| Consigna |
Responda estas preguntas con datos del texto sobre el calor en la Antártida:
(a) ¿Qué temperatura se registró en una base científica argentina entre el 9 y el 10 de febrero?
(b) ¿En qué buque se viajó a la Antártida?
(c) ¿Qué temperatura media de enero y febrero detectó la Aemet en la Isla Livingston?

| Texto para leer |
■ ■ ■ ■ ■

Después de haber pisado hace escasos días los glaciares antárticos, caminado sus cerros, recorrido su costa y sus volcanes, regreso tan maravillada de sus paisajes y su vida salvaje como desolada por haber vivido eventos de temperaturas extremas que pensaba inimaginables en el continente de hielo. Y es que entre los pasados días 9 y 10 de febrero un inusitado calor hizo subir los termómetros hasta los 20ºC registrados en una base científica argentina (si bien son datos aún pendientes de verificación oficial). 

Al mismo tiempo, en las dos bases españolas, también hubo en esos días temperaturas de 12,3º y 13,1º, los máximos de un verano austral que Aemet reconoce que ha sido récord de calor. Como testigo de ello, puedo reconocer mi sorpresa cuando los días 8 y 9 del mes pasado viajaba a la Antártida a bordo del Hespérides y el temible Mar de Hoces (o Drake), lejos de tempestades o, al menos, un aire gélido, me recibía en la cubierta con sol y una ligera brisa que nos permitía estar muy desabrigados. Bien es verdad que el comandante del buque buscó las fechas de mejor meteorología para cruzar, pero también que él mismo me reconocía que había tenido "un viaje fuera de lo normal".

La sensación de que los hielos del sur están en peligro no dejó de acompañarme en muchas jornadas de ese largo mes polar que he pasado en islas de la Península Antártica, el lugar donde más impacto está teniendo el calentamiento global. Era verano, si, pero final del verano y ningún día, durante las horas de luz, hubo una temperatura bajo cero. En la Isla Livingston, donde está la base Juan Carlos I, la Aemet detectó una temperatura media de enero y febrero de 3.5 °C, lo que es 1,3ºC más respecto a la media de los últimos 15 años. El segundo verano más cálido desde que tienen registros, tan sólo superado en 2006, con 3.9 °C . Tampoco desde 1994 tenían un día similar y de ello hace ya 26 años.

Reconozco que la frecuencia con la que, desde el día de mi llegada, escuchaba derrumbarse grandes bloques de hielo de los glaciares más cercanos a esta base, será para siempre el sonido del cambio climático. Luego, los veía desmenuzados por la costa, en mil y una esculturas en hielo que se llevaban las mareas.

■ ■ ■ ■ ■

| Datos proporcionados |
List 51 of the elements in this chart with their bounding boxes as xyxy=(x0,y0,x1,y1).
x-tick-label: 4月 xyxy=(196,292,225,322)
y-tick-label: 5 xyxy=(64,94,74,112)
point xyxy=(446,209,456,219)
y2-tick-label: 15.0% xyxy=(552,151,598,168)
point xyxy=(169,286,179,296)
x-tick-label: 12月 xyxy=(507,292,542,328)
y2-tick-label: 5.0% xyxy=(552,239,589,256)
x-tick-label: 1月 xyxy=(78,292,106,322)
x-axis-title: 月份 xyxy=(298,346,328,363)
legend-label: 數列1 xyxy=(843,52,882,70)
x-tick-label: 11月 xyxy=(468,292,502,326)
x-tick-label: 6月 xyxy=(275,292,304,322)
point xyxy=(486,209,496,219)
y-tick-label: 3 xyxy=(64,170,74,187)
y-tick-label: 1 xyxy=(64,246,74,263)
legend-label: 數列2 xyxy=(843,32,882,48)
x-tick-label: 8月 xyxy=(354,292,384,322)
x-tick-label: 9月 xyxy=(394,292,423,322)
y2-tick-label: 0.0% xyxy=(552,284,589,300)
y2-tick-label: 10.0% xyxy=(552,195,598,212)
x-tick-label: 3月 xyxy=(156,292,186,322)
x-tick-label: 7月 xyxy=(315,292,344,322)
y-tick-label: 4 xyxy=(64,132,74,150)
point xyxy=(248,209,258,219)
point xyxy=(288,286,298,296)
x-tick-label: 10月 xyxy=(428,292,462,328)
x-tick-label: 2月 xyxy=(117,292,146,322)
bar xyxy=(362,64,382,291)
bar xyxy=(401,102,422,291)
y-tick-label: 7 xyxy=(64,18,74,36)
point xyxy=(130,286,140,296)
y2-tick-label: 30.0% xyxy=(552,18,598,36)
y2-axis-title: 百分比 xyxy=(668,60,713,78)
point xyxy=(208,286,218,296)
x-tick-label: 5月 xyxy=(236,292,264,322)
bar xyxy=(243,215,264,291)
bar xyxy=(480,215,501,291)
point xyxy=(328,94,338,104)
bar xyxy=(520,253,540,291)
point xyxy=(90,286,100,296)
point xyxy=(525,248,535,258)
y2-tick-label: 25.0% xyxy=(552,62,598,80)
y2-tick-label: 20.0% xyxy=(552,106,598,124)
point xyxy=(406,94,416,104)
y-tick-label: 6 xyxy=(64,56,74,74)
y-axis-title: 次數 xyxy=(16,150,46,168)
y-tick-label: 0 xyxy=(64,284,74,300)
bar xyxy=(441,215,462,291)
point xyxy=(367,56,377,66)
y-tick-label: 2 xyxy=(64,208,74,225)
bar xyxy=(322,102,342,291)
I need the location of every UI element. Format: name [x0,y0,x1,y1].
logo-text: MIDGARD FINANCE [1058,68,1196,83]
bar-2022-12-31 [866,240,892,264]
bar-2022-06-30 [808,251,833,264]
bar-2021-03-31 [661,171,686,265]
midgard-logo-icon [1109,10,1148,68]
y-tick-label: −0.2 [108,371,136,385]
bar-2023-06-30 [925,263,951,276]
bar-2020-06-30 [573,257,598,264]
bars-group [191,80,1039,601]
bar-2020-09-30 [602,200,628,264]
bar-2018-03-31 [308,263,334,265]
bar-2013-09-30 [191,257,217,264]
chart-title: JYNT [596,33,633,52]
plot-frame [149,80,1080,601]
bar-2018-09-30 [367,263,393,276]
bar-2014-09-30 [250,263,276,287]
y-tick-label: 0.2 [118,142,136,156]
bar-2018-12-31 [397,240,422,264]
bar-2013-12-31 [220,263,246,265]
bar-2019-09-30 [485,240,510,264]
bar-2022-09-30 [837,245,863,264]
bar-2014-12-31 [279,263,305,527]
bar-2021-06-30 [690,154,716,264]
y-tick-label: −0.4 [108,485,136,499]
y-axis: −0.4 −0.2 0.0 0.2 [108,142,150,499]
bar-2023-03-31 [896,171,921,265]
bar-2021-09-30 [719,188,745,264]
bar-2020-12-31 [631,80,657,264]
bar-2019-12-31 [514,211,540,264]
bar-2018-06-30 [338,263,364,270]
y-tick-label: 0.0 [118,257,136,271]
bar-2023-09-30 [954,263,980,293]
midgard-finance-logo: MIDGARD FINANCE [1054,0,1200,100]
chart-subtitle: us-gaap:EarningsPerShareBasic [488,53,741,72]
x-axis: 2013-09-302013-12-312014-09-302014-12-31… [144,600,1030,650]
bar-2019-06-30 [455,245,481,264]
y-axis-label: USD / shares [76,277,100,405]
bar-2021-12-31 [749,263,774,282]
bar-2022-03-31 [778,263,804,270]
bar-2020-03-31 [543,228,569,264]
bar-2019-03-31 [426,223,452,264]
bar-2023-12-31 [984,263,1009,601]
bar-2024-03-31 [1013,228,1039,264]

■ ■ ■ ■ ■

| Espacio de respuesta |
(a) 20 ºC, aunque son datos aún pendientes de verificación oficial.
(b) En el Hespérides.
(c) 3,5 °C, es decir, 1,3 ºC más que la media de los últimos 15 años.